* [What you have to do] The exercise asks for every line of the data to be reproduced exactly.

* [Material]
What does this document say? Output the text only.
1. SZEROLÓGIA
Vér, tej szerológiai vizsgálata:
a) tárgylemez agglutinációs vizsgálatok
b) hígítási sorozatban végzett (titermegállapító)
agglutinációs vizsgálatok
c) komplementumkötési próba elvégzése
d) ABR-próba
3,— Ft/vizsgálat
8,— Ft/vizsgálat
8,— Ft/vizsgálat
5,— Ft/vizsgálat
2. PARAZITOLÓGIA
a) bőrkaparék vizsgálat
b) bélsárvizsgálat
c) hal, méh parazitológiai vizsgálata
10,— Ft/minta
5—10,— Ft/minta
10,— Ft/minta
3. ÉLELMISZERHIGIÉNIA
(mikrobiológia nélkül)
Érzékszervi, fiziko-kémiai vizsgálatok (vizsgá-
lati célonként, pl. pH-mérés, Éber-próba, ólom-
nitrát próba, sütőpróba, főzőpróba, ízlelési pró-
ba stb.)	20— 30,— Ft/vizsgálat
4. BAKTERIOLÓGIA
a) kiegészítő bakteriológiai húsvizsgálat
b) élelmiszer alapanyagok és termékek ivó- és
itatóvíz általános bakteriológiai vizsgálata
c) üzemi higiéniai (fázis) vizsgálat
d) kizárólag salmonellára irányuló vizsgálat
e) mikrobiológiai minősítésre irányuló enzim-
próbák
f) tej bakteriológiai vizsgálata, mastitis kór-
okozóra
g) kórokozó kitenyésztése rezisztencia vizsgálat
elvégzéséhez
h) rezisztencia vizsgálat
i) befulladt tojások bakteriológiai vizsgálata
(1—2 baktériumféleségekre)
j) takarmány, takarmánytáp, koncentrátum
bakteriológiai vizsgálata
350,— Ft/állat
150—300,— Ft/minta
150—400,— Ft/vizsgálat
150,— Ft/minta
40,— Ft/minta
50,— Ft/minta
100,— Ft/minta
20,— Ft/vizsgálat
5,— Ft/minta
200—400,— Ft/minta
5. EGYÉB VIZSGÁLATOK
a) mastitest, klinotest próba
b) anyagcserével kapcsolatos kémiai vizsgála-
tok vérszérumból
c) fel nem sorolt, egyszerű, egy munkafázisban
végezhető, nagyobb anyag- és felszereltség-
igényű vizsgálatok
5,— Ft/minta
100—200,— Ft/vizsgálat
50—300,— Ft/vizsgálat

* [Answer in full]
What does this document say? Output the text only.
1. SZEROLÓGIA
Vér, tej szerológiai vizsgálata:
a) tárgylemez agglutinációs vizsgálatok
b) hígítási sorozatban végzett (titermegállapító)
agglutinációs vizsgálatok
c) komplementumkötési próba elvégzése
d) ABR-próba
3,— Ft/vizsgálat
8,— Ft/vizsgálat
8,— Ft/vizsgálat
5,— Ft/vizsgálat
2. PARAZITOLÓGIA
a) bőrkaparék vizsgálat
b) bélsárvizsgálat
c) hal, méh parazitológiai vizsgálata
10,— Ft/minta
5—10,— Ft/minta
10,— Ft/minta
3. ÉLELMISZERHIGIÉNIA
(mikrobiológia nélkül)
Érzékszervi, fiziko-kémiai vizsgálatok (vizsgá-
lati célonként, pl. pH-mérés, Éber-próba, ólom-
nitrát próba, sütőpróba, főzőpróba, ízlelési pró-
ba stb.)	20— 30,— Ft/vizsgálat
4. BAKTERIOLÓGIA
a) kiegészítő bakteriológiai húsvizsgálat
b) élelmiszer alapanyagok és termékek ivó- és
itatóvíz általános bakteriológiai vizsgálata
c) üzemi higiéniai (fázis) vizsgálat
d) kizárólag salmonellára irányuló vizsgálat
e) mikrobiológiai minősítésre irányuló enzim-
próbák
f) tej bakteriológiai vizsgálata, mastitis kór-
okozóra
g) kórokozó kitenyésztése rezisztencia vizsgálat
elvégzéséhez
h) rezisztencia vizsgálat
i) befulladt tojások bakteriológiai vizsgálata
(1—2 baktériumféleségekre)
j) takarmány, takarmánytáp, koncentrátum
bakteriológiai vizsgálata
350,— Ft/állat
150—300,— Ft/minta
150—400,— Ft/vizsgálat
150,— Ft/minta
40,— Ft/minta
50,— Ft/minta
100,— Ft/minta
20,— Ft/vizsgálat
5,— Ft/minta
200—400,— Ft/minta
5. EGYÉB VIZSGÁLATOK
a) mastitest, klinotest próba
b) anyagcserével kapcsolatos kémiai vizsgála-
tok vérszérumból
c) fel nem sorolt, egyszerű, egy munkafázisban
végezhető, nagyobb anyag- és felszereltség-
igényű vizsgálatok
5,— Ft/minta
100—200,— Ft/vizsgálat
50—300,— Ft/vizsgálat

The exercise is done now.